>> start Material shown

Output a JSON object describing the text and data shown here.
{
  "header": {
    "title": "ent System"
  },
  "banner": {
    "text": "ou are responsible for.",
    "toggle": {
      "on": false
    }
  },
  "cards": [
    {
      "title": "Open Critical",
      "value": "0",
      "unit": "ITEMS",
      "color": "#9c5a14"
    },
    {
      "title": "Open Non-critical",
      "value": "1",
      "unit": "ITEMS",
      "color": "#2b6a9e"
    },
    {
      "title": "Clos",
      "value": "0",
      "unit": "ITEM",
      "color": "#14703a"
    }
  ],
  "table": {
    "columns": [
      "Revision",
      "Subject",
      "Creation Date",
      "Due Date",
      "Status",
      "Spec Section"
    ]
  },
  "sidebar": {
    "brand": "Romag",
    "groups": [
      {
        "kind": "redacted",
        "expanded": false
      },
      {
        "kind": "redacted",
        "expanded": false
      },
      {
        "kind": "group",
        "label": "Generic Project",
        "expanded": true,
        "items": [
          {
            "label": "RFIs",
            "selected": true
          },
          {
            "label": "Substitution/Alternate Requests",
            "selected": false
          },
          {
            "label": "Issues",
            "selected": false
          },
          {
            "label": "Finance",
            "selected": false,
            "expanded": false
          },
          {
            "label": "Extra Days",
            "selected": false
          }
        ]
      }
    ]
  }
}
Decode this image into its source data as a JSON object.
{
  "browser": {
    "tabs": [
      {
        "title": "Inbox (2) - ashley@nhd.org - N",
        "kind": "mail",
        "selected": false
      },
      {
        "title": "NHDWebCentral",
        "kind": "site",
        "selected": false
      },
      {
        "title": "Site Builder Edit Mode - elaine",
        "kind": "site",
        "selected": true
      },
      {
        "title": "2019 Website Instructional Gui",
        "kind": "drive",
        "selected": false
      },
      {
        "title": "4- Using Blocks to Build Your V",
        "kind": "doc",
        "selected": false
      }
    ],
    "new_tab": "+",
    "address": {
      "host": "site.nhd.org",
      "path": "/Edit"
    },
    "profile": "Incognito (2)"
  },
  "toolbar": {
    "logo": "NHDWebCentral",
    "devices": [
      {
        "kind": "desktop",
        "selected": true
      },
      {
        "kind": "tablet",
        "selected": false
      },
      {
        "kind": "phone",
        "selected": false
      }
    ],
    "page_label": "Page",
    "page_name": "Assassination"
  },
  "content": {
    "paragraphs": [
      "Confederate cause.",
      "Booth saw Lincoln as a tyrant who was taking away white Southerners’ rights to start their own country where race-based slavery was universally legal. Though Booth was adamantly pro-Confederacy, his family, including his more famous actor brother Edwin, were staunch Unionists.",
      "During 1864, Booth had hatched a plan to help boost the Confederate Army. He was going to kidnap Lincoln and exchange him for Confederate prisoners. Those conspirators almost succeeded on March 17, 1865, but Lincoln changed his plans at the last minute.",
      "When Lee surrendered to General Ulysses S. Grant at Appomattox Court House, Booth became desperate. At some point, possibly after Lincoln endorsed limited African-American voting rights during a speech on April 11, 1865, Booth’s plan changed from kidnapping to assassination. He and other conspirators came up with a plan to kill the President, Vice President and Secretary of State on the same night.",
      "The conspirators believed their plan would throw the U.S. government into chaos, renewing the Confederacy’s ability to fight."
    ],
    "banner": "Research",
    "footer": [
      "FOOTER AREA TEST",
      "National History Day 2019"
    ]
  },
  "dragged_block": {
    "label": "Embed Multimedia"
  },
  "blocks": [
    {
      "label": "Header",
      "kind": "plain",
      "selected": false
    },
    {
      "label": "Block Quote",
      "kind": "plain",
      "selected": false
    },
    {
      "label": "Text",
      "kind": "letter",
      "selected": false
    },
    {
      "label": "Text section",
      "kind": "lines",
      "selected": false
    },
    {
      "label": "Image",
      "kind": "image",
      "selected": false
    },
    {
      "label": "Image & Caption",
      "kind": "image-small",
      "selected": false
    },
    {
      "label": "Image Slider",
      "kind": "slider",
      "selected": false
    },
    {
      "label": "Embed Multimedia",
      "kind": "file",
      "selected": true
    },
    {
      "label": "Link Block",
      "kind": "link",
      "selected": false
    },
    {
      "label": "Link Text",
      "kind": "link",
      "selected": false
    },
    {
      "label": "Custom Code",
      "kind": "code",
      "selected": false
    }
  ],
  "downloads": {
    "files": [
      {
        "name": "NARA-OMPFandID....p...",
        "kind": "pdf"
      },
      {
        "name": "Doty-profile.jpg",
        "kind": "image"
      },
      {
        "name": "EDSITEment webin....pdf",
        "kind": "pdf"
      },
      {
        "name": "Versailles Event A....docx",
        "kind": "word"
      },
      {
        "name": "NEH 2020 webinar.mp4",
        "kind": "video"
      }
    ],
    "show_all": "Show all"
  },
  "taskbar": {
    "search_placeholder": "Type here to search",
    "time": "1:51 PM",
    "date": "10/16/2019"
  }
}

>> end Material shown

• **What to work on**: Count up every line above that has the word "Edit" in it; answer with the number alone.

• **Task result**: 2